*WHAT NEEDS TO BE DONE*:
Find every line with the word "tema". Copy those lines.

*MATERIAL PROVIDED*:
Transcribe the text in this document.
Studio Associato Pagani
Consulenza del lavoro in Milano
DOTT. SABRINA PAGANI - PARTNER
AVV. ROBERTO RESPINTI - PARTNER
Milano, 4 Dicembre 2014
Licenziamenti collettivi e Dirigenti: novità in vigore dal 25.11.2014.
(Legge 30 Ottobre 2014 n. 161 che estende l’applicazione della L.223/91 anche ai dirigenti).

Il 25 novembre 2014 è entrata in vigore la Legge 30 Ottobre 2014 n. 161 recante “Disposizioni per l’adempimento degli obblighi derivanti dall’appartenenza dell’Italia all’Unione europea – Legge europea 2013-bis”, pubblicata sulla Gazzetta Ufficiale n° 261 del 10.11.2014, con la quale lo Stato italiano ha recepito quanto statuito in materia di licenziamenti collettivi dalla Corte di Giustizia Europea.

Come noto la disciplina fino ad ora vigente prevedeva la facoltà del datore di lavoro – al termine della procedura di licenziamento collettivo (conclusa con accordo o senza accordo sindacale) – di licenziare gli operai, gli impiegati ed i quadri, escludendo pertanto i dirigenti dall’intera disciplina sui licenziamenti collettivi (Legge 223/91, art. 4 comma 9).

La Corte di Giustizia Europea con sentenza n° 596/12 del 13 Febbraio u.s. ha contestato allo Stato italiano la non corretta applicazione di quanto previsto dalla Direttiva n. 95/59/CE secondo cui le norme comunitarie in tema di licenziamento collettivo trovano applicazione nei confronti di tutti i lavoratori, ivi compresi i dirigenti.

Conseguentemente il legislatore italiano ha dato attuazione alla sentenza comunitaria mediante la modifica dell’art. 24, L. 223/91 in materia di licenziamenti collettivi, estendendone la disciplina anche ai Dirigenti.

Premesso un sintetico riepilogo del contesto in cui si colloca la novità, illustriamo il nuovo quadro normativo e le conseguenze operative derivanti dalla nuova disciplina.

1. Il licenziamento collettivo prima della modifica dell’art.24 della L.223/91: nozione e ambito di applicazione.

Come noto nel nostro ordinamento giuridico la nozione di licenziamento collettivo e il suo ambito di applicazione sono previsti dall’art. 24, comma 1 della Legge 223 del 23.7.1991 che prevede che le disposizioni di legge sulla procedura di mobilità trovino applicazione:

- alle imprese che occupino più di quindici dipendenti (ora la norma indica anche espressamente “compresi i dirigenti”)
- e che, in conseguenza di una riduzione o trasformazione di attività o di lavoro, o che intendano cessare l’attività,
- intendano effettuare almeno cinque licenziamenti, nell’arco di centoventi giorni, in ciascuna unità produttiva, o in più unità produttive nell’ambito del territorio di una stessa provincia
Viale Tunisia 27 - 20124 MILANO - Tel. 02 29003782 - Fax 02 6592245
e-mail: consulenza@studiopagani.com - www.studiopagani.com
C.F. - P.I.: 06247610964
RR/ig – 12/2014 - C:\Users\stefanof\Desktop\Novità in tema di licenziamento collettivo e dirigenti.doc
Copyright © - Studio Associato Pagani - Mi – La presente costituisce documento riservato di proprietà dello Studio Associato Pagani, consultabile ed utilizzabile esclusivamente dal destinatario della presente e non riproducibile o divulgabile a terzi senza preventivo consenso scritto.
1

*RESPONSE TO THIS EXERCISE*:
La Corte di Giustizia Europea con sentenza n° 596/12 del 13 Febbraio u.s. ha contestato allo Stato italiano la non corretta applicazione di quanto previsto dalla Direttiva n. 95/59/CE secondo cui le norme comunitarie in tema di licenziamento collettivo trovano applicazione nei confronti di tutti i lavoratori, ivi compresi i dirigenti.
RR/ig – 12/2014 - C:\Users\stefanof\Desktop\Novità in tema di licenziamento collettivo e dirigenti.doc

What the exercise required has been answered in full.